- [Document extract]:
————————

Back to the pewter medallion.  It may just be a test strike, but definitive information is lacking. 

I have since observed this pewter medallion at auction from a UK vendor who tells me that a relative won it in a raffle about 25 years ago.  It is impossible to authenticate this statement, but the seller includes the medal in a bezel similar to the one the limited edition comes with, and an info document.  Perhaps this pewter version was an unlimited edition promotional item.

The pewter medallion weighs 25.5g, is about 37mm in diameter, and is stamped on the rim "AMI PEWTER ASGL."

But wait, that's not all!

Ms. Friedman was kind enough to offer to me one other item I have not seen before: a Leda and the Swan plate.

This plate is cool.  Unfortunately, I have absolutely no idea about the origin of this item.  I don't think this plate was ever officially released, and there is no proof in cyberspace that this item exists anywhere else on the planet.

Could it be a one-of-a-kind?

Anyway, the emblem appears to be lacquered brass (best guess), and is very bulky.  It weighs about 416g by itself.  The plate is stamped pewter on the back, and weighs about 500g by itself.  I know the individual weights because the emblem loosened in shipping, so I removed it and properly re-attached it with double-sided tape.  The plate is 23cm, or just over 9" in diameter.

————————

- [What you need to do]:
[1] List every weight given in the passage about the pewter medallion and the Leda and the Swan plate, along with the item each weight belongs to.
[2] Continue the passage about the pewter medallion and the Leda and the Swan plate, starting right after its last sentence.

- [Provided records]:
————————

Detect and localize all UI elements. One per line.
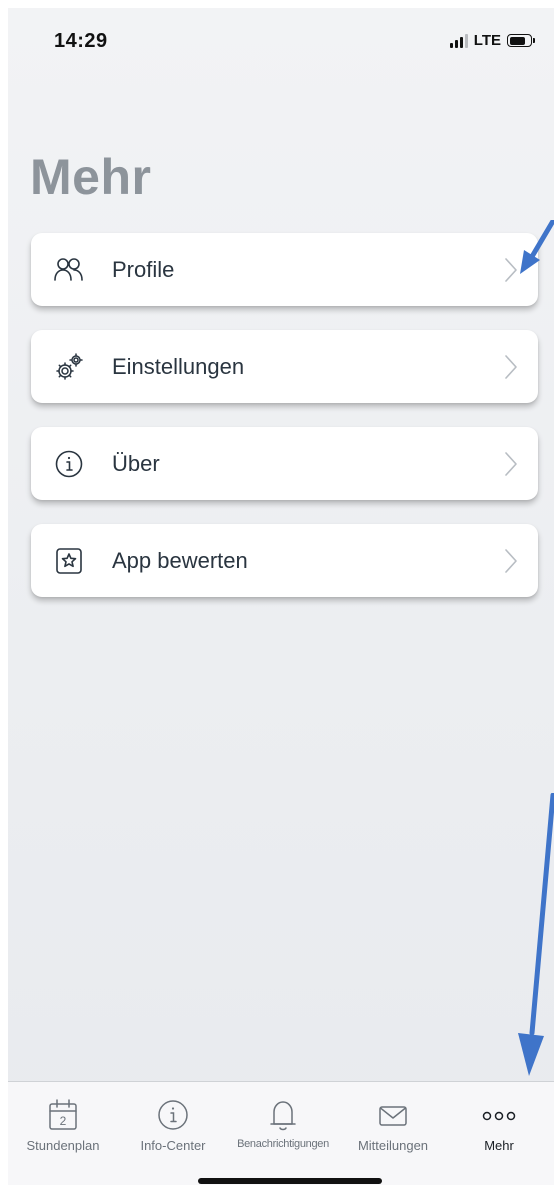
network-type: LTE xyxy=(473,32,501,49)
tab-label: Stundenplan xyxy=(26,1138,100,1153)
page-title: Mehr xyxy=(30,149,152,205)
menu-item-label: App bewerten xyxy=(112,547,248,573)
tab-label: Mehr xyxy=(484,1138,514,1153)
mail-icon xyxy=(379,1106,407,1126)
signal-strength-icon xyxy=(449,33,468,48)
calendar-day: 2 xyxy=(60,1114,67,1128)
menu-item-label: Einstellungen xyxy=(112,353,245,379)
bell-icon xyxy=(270,1101,296,1131)
more-menu-list: Profile Einstellungen Über App bewerten xyxy=(31,233,538,621)
battery-icon xyxy=(507,34,535,47)
calendar-icon: 2 xyxy=(49,1099,77,1130)
tab-benachrichtigungen[interactable]: Benachrichtigungen xyxy=(228,1098,338,1150)
menu-item-profile[interactable]: Profile xyxy=(31,233,538,306)
chevron-right-icon xyxy=(505,257,517,282)
tab-label: Info-Center xyxy=(140,1138,206,1153)
tab-mitteilungen[interactable]: Mitteilungen xyxy=(338,1098,448,1153)
menu-item-settings[interactable]: Einstellungen xyxy=(31,330,538,403)
info-icon xyxy=(53,448,85,480)
status-bar: 14:29 LTE xyxy=(8,8,554,78)
status-time: 14:29 xyxy=(54,30,108,52)
chevron-right-icon xyxy=(505,354,517,379)
more-dots-icon xyxy=(482,1111,516,1121)
tab-info-center[interactable]: Info-Center xyxy=(118,1098,228,1153)
chevron-right-icon xyxy=(505,451,517,476)
menu-item-label: Über xyxy=(112,450,160,476)
tab-label: Mitteilungen xyxy=(357,1138,429,1153)
chevron-right-icon xyxy=(505,548,517,573)
menu-item-label: Profile xyxy=(112,256,175,282)
tab-mehr[interactable]: Mehr xyxy=(444,1098,554,1153)
tab-bar: 2 Stundenplan Info-Center Benachrichtigu… xyxy=(8,1081,554,1185)
star-rating-icon xyxy=(53,545,85,577)
tab-label: Benachrichtigungen xyxy=(237,1138,329,1150)
profiles-icon xyxy=(53,254,85,286)
menu-item-rate-app[interactable]: App bewerten xyxy=(31,524,538,597)
annotation-arrow-more-tab xyxy=(518,793,554,1076)
menu-item-about[interactable]: Über xyxy=(31,427,538,500)
app-screen: 14:29 LTE Mehr Profile Einstellungen Übe… xyxy=(8,8,554,1185)
status-indicators: LTE xyxy=(449,32,535,49)
info-icon xyxy=(158,1100,188,1130)
tab-stundenplan[interactable]: 2 Stundenplan xyxy=(8,1098,118,1153)
settings-gears-icon xyxy=(53,351,85,383)
home-indicator xyxy=(198,1178,382,1184)
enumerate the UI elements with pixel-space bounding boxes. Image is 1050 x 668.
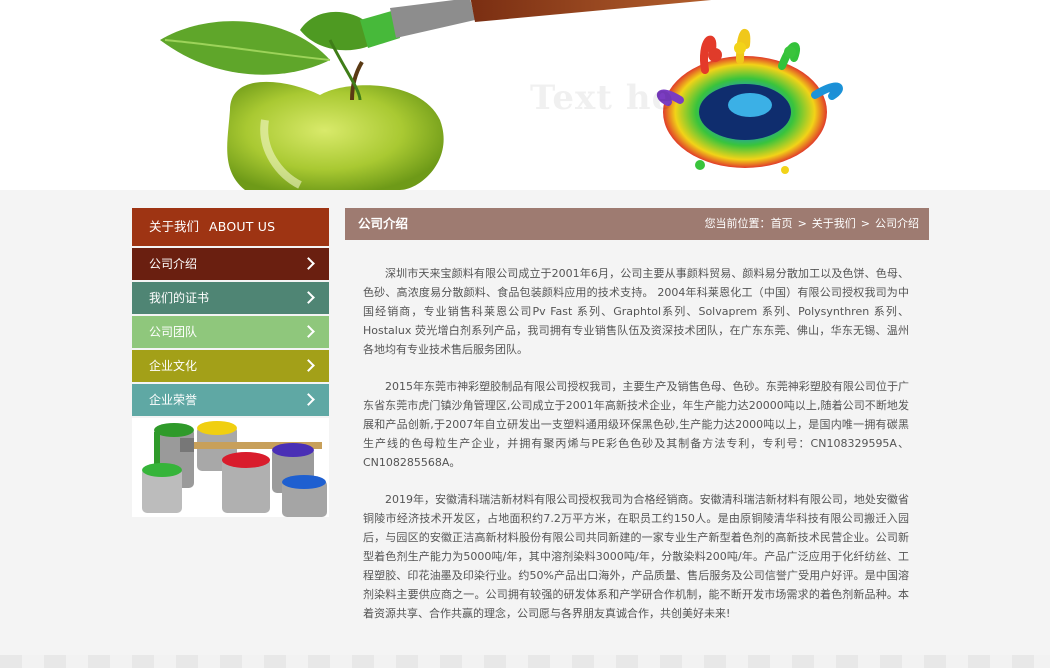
sidebar-header-en: ABOUT US [209, 219, 276, 234]
banner-watermark-text: Text he [530, 78, 675, 118]
article-paragraph: 深圳市天来宝颜料有限公司成立于2001年6月，公司主要从事颜料贸易、颜料易分散加… [363, 267, 909, 356]
chevron-right-icon [302, 325, 315, 338]
paint-splash-illustration [656, 29, 843, 174]
footer-edge [0, 655, 1050, 668]
sidebar-item-label: 公司介绍 [149, 257, 198, 271]
sidebar-item-label: 企业文化 [149, 359, 198, 373]
breadcrumb-separator: > [797, 217, 807, 230]
breadcrumb-separator: > [860, 217, 870, 230]
sidebar-item-honors[interactable]: 企业荣誉 [132, 384, 329, 416]
breadcrumb-prefix: 您当前位置： [704, 217, 771, 230]
breadcrumb: 您当前位置：首页 > 关于我们 > 公司介绍 [705, 208, 919, 240]
sidebar-item-label: 企业荣誉 [149, 393, 198, 407]
apple-illustration [160, 11, 444, 190]
header-banner: Text he [0, 0, 1050, 190]
chevron-right-icon [302, 359, 315, 372]
sidebar-item-label: 我们的证书 [149, 291, 210, 305]
breadcrumb-current-link[interactable]: 公司介绍 [875, 217, 919, 230]
sidebar-item-company-intro[interactable]: 公司介绍 [132, 248, 329, 280]
chevron-right-icon [302, 393, 315, 406]
paint-cans-image [132, 418, 329, 517]
sidebar-header-cn: 关于我们 [149, 219, 200, 234]
sidebar-item-label: 公司团队 [149, 325, 198, 339]
sidebar-item-certificates[interactable]: 我们的证书 [132, 282, 329, 314]
article-body: 深圳市天来宝颜料有限公司成立于2001年6月，公司主要从事颜料贸易、颜料易分散加… [345, 240, 929, 623]
sidebar-menu: 公司介绍 我们的证书 公司团队 企业文化 企业荣誉 [132, 248, 329, 416]
article-paragraph: 2019年，安徽清科瑞洁新材料有限公司授权我司为合格经销商。安徽清科瑞洁新材料有… [363, 493, 909, 620]
chevron-right-icon [302, 291, 315, 304]
main-content: 公司介绍 您当前位置：首页 > 关于我们 > 公司介绍 深圳市天来宝颜料有限公司成立于2… [345, 208, 929, 641]
sidebar-item-culture[interactable]: 企业文化 [132, 350, 329, 382]
sidebar: 关于我们 ABOUT US 公司介绍 我们的证书 公司团队 企业文化 企业荣誉 [132, 208, 329, 517]
sidebar-header: 关于我们 ABOUT US [132, 208, 329, 246]
sidebar-item-team[interactable]: 公司团队 [132, 316, 329, 348]
banner-artwork [160, 0, 843, 190]
breadcrumb-home-link[interactable]: 首页 [771, 217, 793, 230]
breadcrumb-about-link[interactable]: 关于我们 [812, 217, 856, 230]
page-title: 公司介绍 [358, 216, 409, 231]
article-paragraph: 2015年东莞市神彩塑胶制品有限公司授权我司，主要生产及销售色母、色砂。东莞神彩… [363, 380, 909, 469]
content-header-bar: 公司介绍 您当前位置：首页 > 关于我们 > 公司介绍 [345, 208, 929, 240]
chevron-right-icon [302, 257, 315, 270]
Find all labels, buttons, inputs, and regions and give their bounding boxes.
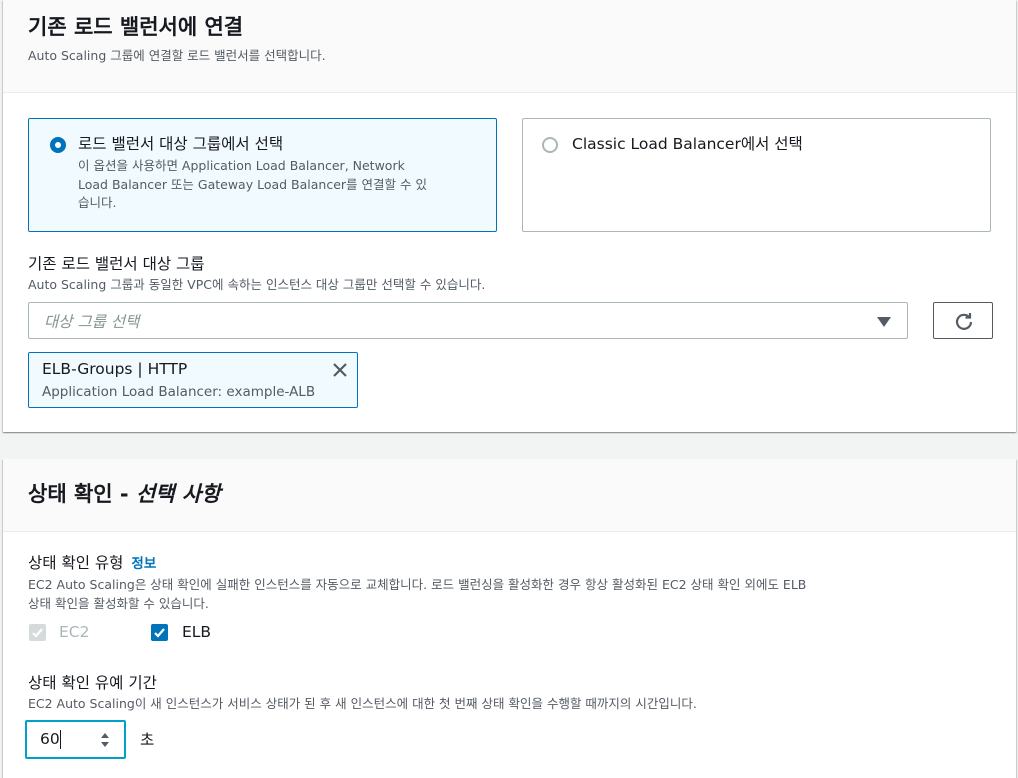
ec2-checkbox	[29, 624, 46, 641]
token-subtitle: Application Load Balancer: example-ALB	[42, 384, 316, 400]
option-target-group-description-3: 습니다.	[78, 195, 117, 210]
token-title: ELB-Groups | HTTP	[42, 360, 188, 378]
load-balancer-panel-header: 기존 로드 밸런서에 연결 Auto Scaling 그룹에 연결할 로드 밸런…	[3, 0, 1016, 93]
selected-target-group-token: ELB-Groups | HTTP Application Load Balan…	[28, 352, 358, 408]
close-icon[interactable]	[332, 362, 348, 378]
option-target-group-tile[interactable]: 로드 밸런서 대상 그룹에서 선택 이 옵션을 사용하면 Application…	[28, 118, 497, 232]
target-group-select-placeholder: 대상 그룹 선택	[44, 313, 140, 331]
health-check-type-label-text: 상태 확인 유형	[28, 554, 124, 572]
grace-period-unit: 초	[140, 731, 155, 749]
check-icon	[32, 628, 43, 638]
elb-checkbox[interactable]	[151, 624, 168, 641]
target-group-description: Auto Scaling 그룹과 동일한 VPC에 속하는 인스턴스 대상 그룹…	[28, 277, 486, 292]
info-link[interactable]: 정보	[131, 556, 156, 572]
ec2-checkbox-label: EC2	[59, 623, 90, 641]
target-group-label: 기존 로드 밸런서 대상 그룹	[28, 255, 205, 273]
option-classic-lb-tile[interactable]: Classic Load Balancer에서 선택	[522, 118, 991, 232]
radio-classic-lb[interactable]	[542, 137, 558, 153]
health-check-panel-header: 상태 확인 - 선택 사항	[3, 459, 1016, 532]
health-check-type-label: 상태 확인 유형 정보	[28, 551, 156, 573]
health-check-panel: 상태 확인 - 선택 사항	[3, 459, 1016, 778]
health-check-title: 상태 확인 - 선택 사항	[28, 478, 991, 510]
elb-checkbox-label: ELB	[182, 623, 212, 641]
health-check-title-main: 상태 확인 -	[28, 482, 136, 506]
option-target-group-description-2: Load Balancer 또는 Gateway Load Balancer를 …	[78, 177, 427, 192]
text-cursor	[60, 730, 61, 749]
refresh-icon	[955, 313, 973, 330]
option-target-group-description-1: 이 옵션을 사용하면 Application Load Balancer, Ne…	[78, 158, 405, 173]
refresh-button[interactable]	[933, 302, 993, 339]
grace-period-description: EC2 Auto Scaling이 새 인스턴스가 서비스 상태가 된 후 새 …	[28, 696, 697, 711]
option-target-group-title: 로드 밸런서 대상 그룹에서 선택	[78, 135, 284, 153]
radio-target-group[interactable]	[50, 137, 66, 153]
option-classic-lb-title: Classic Load Balancer에서 선택	[572, 135, 803, 153]
stepper-icon[interactable]	[100, 731, 110, 749]
grace-period-label: 상태 확인 유예 기간	[28, 674, 157, 692]
target-group-select[interactable]: 대상 그룹 선택	[28, 302, 908, 339]
caret-down-icon	[877, 317, 891, 327]
load-balancer-description: Auto Scaling 그룹에 연결할 로드 밸런서를 선택합니다.	[28, 48, 326, 63]
load-balancer-panel: 기존 로드 밸런서에 연결 Auto Scaling 그룹에 연결할 로드 밸런…	[3, 0, 1016, 432]
grace-period-input[interactable]: 60	[25, 720, 126, 759]
health-check-type-description-2: 상태 확인을 활성화할 수 있습니다.	[28, 596, 209, 611]
check-icon	[154, 628, 165, 638]
health-check-title-optional: 선택 사항	[135, 482, 221, 506]
load-balancer-title: 기존 로드 밸런서에 연결	[28, 15, 244, 39]
health-check-type-description-1: EC2 Auto Scaling은 상태 확인에 실패한 인스턴스를 자동으로 …	[28, 577, 807, 592]
grace-period-value: 60	[40, 730, 60, 748]
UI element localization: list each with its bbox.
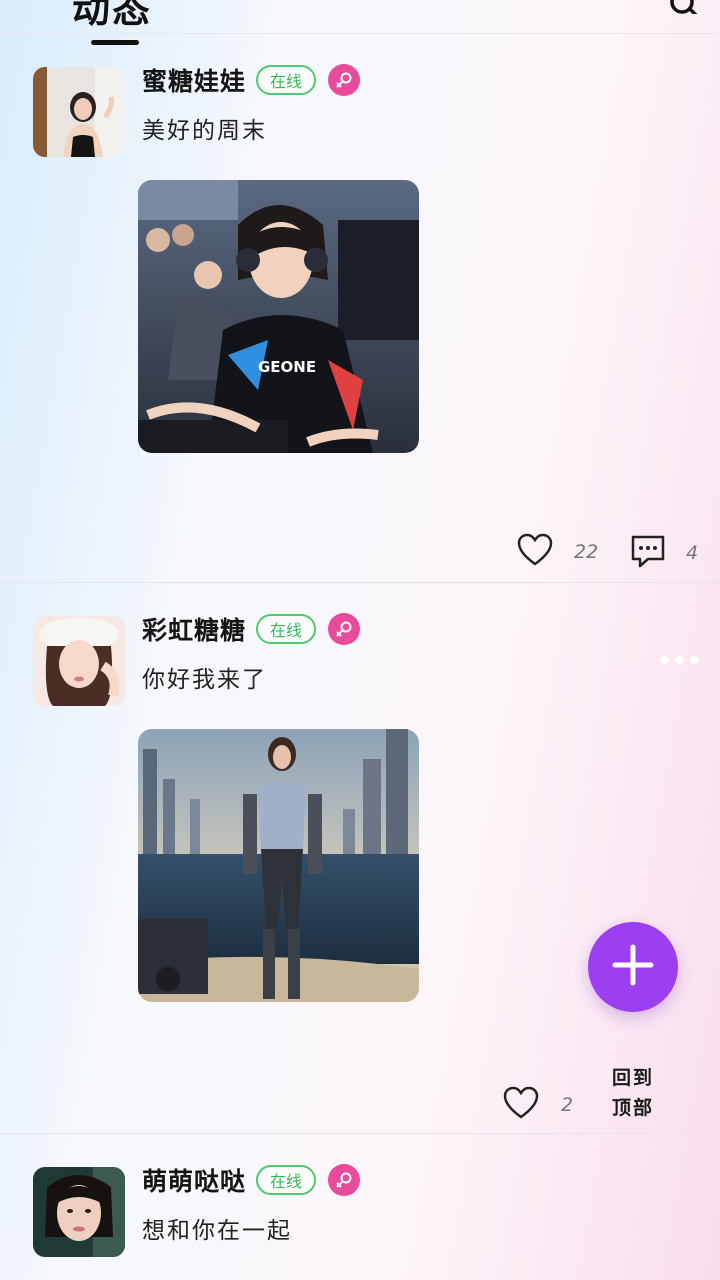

————————

- [Responses for each task]:
[1]
- Pewter medallion: 25.5g
- Emblem: about 416g
- Plate: about 500g

[2]
The emblem is in perfect condition, but the plate itself is in rough shape.  It has a number of dents, dings, scratches, and scuffs.  Here are several pictures which hide most of those blemishes.

It is very difficult to estimate the value of rare or one-of-a-kind items.  As for the pewter medallion, I think it has relatively little value.  The silver limited edition Leda medallion/pendant, while relatively rare, appears to be worth only about $50.  This pewter version, even if it is a test strike, is probably worth only about $50 at best, simply because demand appears to be low.

I have a different view of the plate.  I think this plate is quite valuable.  If my suspicion that this is a one-of-a-kind is true, I think this is a very important and valuable piece.  As a sample project that never came to fruition, it could easily be worth $200-$300 on the low end, and about $1,500 on the high end.  On the other hand, if it's just a cheap piece of crap, then it's worth about $40. 

Until more information about these pieces turns up, the jury's out.

I will leave you with a dedicatory picture from Dali to the late Mr. Friedman that Ms. Friedman shared with me.  Let this be a lasting tribute to two great men who, more than 35 years later, live on through their inspiration of creative contributions by the living inhabitants of our race on this planet.

Bravo Friedman!  Bravo Dali!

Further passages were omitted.